▸ **Required task**:
Search the listing for the string "Institutional" and copy every line that contains it.
#####
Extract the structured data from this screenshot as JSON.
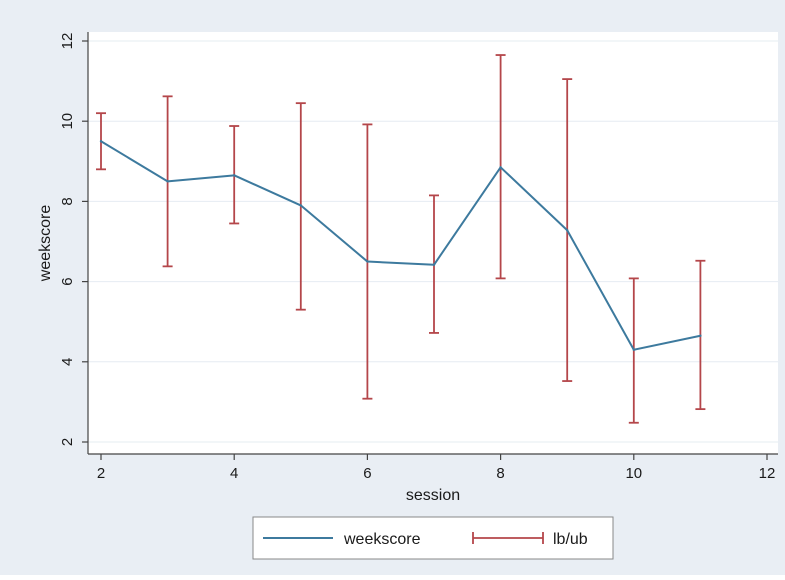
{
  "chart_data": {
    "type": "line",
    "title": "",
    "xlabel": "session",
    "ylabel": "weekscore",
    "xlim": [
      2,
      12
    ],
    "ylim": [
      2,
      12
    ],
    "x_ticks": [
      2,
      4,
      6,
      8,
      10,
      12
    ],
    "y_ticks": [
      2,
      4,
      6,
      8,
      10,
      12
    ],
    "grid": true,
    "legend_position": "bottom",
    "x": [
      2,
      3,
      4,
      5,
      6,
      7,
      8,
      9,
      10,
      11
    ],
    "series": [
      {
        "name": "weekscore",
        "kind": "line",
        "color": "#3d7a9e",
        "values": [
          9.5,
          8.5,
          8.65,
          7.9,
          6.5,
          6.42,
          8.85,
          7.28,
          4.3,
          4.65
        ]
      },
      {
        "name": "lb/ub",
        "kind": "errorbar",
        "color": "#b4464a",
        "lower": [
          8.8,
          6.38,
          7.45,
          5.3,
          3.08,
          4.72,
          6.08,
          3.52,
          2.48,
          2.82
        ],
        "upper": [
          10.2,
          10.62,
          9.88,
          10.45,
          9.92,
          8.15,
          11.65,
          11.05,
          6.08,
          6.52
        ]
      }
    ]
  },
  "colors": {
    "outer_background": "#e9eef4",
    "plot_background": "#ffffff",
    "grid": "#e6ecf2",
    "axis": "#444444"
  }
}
#####
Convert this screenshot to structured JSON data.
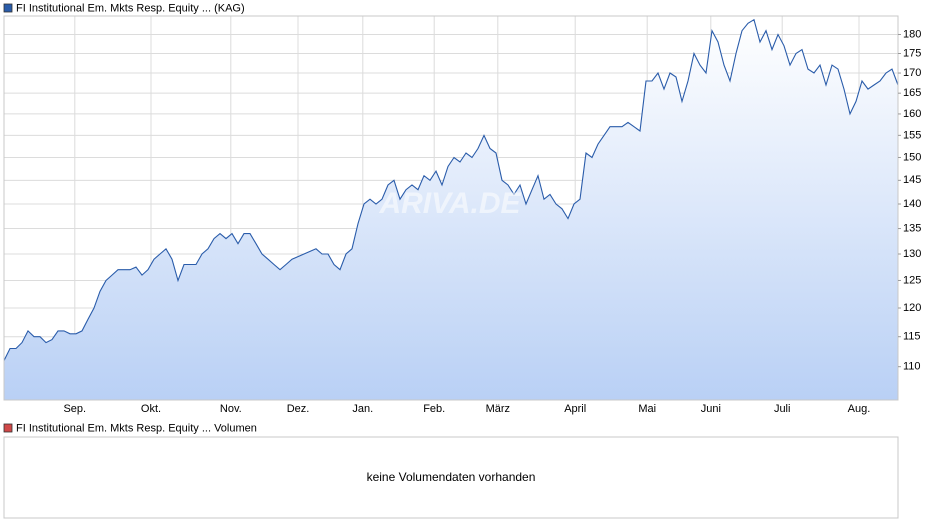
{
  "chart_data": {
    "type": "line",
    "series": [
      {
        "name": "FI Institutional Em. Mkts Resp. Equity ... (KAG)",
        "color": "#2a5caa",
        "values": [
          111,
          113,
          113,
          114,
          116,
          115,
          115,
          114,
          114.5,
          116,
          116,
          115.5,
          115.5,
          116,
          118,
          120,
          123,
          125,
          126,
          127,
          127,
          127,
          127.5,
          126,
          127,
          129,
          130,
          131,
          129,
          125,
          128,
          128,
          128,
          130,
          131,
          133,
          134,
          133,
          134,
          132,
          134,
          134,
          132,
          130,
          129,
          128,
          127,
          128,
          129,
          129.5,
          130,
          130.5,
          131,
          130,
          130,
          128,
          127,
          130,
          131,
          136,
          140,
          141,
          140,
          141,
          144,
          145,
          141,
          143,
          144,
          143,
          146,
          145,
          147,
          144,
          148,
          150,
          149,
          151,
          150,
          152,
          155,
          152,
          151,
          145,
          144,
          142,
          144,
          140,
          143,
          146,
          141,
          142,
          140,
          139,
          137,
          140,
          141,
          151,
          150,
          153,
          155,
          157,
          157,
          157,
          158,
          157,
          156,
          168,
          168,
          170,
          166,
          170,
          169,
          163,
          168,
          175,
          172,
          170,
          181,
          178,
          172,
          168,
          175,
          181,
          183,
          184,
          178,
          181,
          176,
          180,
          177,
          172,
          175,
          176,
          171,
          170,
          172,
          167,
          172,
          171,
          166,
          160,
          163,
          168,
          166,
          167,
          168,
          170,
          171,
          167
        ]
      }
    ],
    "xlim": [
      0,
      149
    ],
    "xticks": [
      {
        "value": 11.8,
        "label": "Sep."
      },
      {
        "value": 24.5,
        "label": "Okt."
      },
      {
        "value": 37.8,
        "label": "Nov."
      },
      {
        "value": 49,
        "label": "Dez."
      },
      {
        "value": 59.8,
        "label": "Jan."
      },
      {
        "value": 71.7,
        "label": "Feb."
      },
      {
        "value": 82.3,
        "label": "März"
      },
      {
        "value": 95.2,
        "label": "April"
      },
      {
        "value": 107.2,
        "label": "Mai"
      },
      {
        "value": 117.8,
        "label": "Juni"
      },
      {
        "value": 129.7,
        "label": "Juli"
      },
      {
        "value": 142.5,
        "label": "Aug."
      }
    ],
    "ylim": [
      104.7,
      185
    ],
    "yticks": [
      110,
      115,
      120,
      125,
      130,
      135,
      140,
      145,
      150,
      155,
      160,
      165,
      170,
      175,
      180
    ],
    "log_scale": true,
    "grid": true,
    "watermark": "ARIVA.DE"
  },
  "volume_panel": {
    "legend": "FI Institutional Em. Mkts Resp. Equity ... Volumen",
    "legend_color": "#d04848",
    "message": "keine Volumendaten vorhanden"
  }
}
#####
▸ **Exercise response**:
        "name": "FI Institutional Em. Mkts Resp. Equity ... (KAG)",
    "legend": "FI Institutional Em. Mkts Resp. Equity ... Volumen",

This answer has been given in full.